EXERCISE MATERIAL ::
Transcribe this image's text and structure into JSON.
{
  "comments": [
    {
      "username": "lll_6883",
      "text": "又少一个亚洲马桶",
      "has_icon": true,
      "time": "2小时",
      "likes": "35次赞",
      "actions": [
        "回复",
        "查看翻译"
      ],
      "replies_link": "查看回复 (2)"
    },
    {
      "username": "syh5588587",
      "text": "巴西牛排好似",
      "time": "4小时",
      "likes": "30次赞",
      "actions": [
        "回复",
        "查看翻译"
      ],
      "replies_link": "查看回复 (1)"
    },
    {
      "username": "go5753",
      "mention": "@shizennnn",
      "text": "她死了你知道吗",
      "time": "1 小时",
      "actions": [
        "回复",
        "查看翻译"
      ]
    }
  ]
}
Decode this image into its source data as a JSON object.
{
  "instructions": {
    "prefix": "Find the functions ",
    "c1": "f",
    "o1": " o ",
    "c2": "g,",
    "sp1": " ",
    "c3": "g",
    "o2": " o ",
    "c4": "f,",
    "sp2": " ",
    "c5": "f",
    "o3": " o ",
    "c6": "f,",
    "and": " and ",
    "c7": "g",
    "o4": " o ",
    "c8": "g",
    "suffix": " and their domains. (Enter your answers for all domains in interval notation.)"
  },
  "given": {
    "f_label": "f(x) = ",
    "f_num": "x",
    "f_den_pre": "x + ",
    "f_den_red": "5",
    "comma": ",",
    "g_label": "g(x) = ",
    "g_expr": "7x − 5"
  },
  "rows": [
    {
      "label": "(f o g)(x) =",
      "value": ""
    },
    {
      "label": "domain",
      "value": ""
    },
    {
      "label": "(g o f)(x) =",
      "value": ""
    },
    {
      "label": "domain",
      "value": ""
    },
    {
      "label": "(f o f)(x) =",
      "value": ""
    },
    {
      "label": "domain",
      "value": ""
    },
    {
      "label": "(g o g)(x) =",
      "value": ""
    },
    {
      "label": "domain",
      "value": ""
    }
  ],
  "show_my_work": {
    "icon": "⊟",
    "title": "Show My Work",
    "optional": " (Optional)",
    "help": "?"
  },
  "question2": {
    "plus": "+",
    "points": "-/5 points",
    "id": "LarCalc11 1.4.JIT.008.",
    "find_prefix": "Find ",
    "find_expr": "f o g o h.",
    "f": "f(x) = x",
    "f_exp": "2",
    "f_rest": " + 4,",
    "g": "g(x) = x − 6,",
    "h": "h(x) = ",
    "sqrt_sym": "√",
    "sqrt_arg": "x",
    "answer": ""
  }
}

TO BE DONE :: Retype the material in full. Each word must match.

EXERCISE OUTPUT ::
Transcribe this image's text and structure into JSON.
{
  "comments": [
    {
      "username": "lll_6883",
      "text": "又少一个亚洲马桶",
      "has_icon": true,
      "time": "2小时",
      "likes": "35次赞",
      "actions": [
        "回复",
        "查看翻译"
      ],
      "replies_link": "查看回复 (2)"
    },
    {
      "username": "syh5588587",
      "text": "巴西牛排好似",
      "time": "4小时",
      "likes": "30次赞",
      "actions": [
        "回复",
        "查看翻译"
      ],
      "replies_link": "查看回复 (1)"
    },
    {
      "username": "go5753",
      "mention": "@shizennnn",
      "text": "她死了你知道吗",
      "time": "1 小时",
      "actions": [
        "回复",
        "查看翻译"
      ]
    }
  ]
}
Decode this image into its source data as a JSON object.
{
  "instructions": {
    "prefix": "Find the functions ",
    "c1": "f",
    "o1": " o ",
    "c2": "g,",
    "sp1": " ",
    "c3": "g",
    "o2": " o ",
    "c4": "f,",
    "sp2": " ",
    "c5": "f",
    "o3": " o ",
    "c6": "f,",
    "and": " and ",
    "c7": "g",
    "o4": " o ",
    "c8": "g",
    "suffix": " and their domains. (Enter your answers for all domains in interval notation.)"
  },
  "given": {
    "f_label": "f(x) = ",
    "f_num": "x",
    "f_den_pre": "x + ",
    "f_den_red": "5",
    "comma": ",",
    "g_label": "g(x) = ",
    "g_expr": "7x − 5"
  },
  "rows": [
    {
      "label": "(f o g)(x) =",
      "value": ""
    },
    {
      "label": "domain",
      "value": ""
    },
    {
      "label": "(g o f)(x) =",
      "value": ""
    },
    {
      "label": "domain",
      "value": ""
    },
    {
      "label": "(f o f)(x) =",
      "value": ""
    },
    {
      "label": "domain",
      "value": ""
    },
    {
      "label": "(g o g)(x) =",
      "value": ""
    },
    {
      "label": "domain",
      "value": ""
    }
  ],
  "show_my_work": {
    "icon": "⊟",
    "title": "Show My Work",
    "optional": " (Optional)",
    "help": "?"
  },
  "question2": {
    "plus": "+",
    "points": "-/5 points",
    "id": "LarCalc11 1.4.JIT.008.",
    "find_prefix": "Find ",
    "find_expr": "f o g o h.",
    "f": "f(x) = x",
    "f_exp": "2",
    "f_rest": " + 4,",
    "g": "g(x) = x − 6,",
    "h": "h(x) = ",
    "sqrt_sym": "√",
    "sqrt_arg": "x",
    "answer": ""
  }
}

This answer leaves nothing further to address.